start Listing
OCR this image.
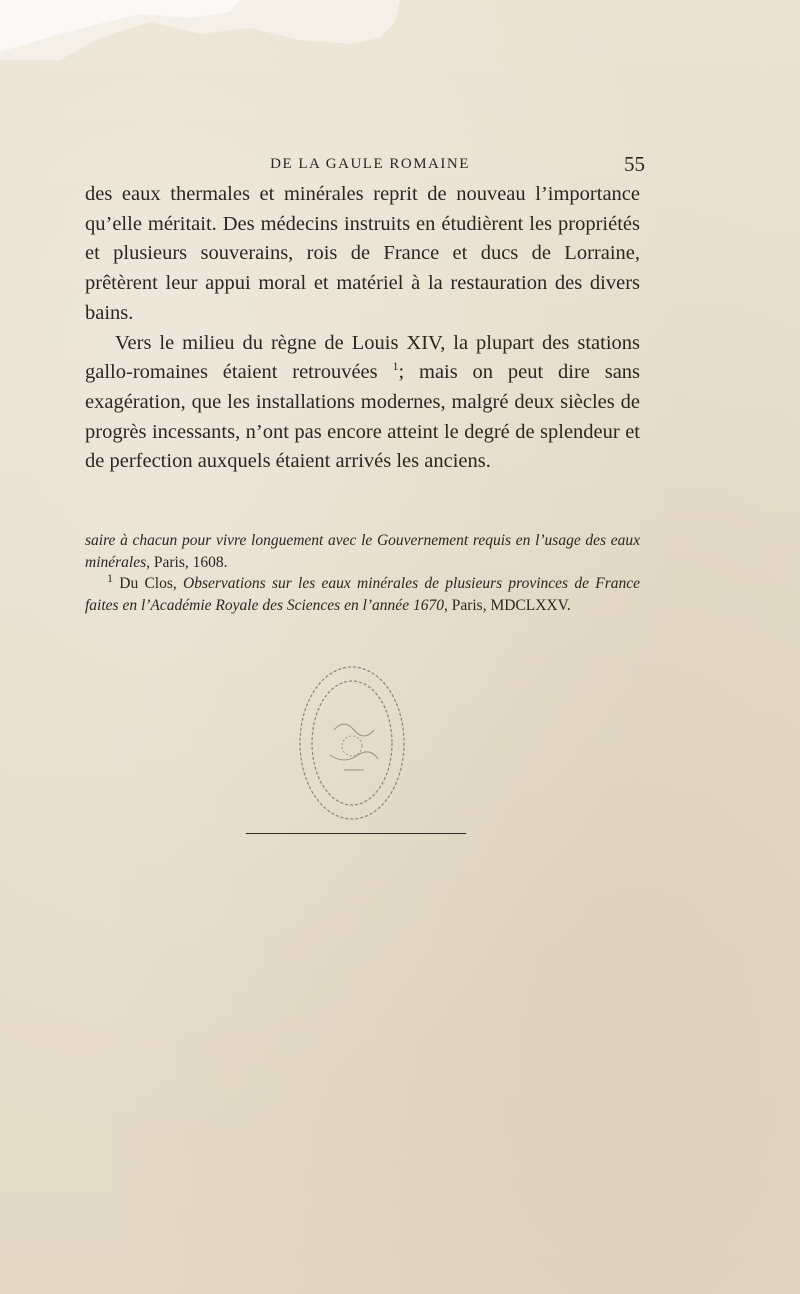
DE LA GAULE ROMAINE	55

des eaux thermales et minérales reprit de nouveau l’importance qu’elle méritait. Des médecins instruits en étudièrent les propriétés et plusieurs souverains, rois de France et ducs de Lorraine, prêtèrent leur appui moral et matériel à la restauration des divers bains.

Vers le milieu du règne de Louis XIV, la plupart des stations gallo-romaines étaient retrouvées $^1$; mais on peut dire sans exagération, que les installations modernes, malgré deux siècles de progrès incessants, n’ont pas encore atteint le degré de splendeur et de perfection auxquels étaient arrivés les anciens.

saire à chacun pour vivre longuement avec le Gouvernement requis en l’usage des eaux minérales, Paris, 1608.

$^1$ Du Clos, Observations sur les eaux minérales de plusieurs provinces de France faites en l’Académie Royale des Sciences en l’année 1670, Paris, MDCLXXV.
end Listing
=== What you have to do ===
Find all the lines containing "Paris" in the material, then copy them.

=== Output for this task ===
saire à chacun pour vivre longuement avec le Gouvernement requis en l’usage des eaux minérales, Paris, 1608.
$^1$ Du Clos, Observations sur les eaux minérales de plusieurs provinces de France faites en l’Académie Royale des Sciences en l’année 1670, Paris, MDCLXXV.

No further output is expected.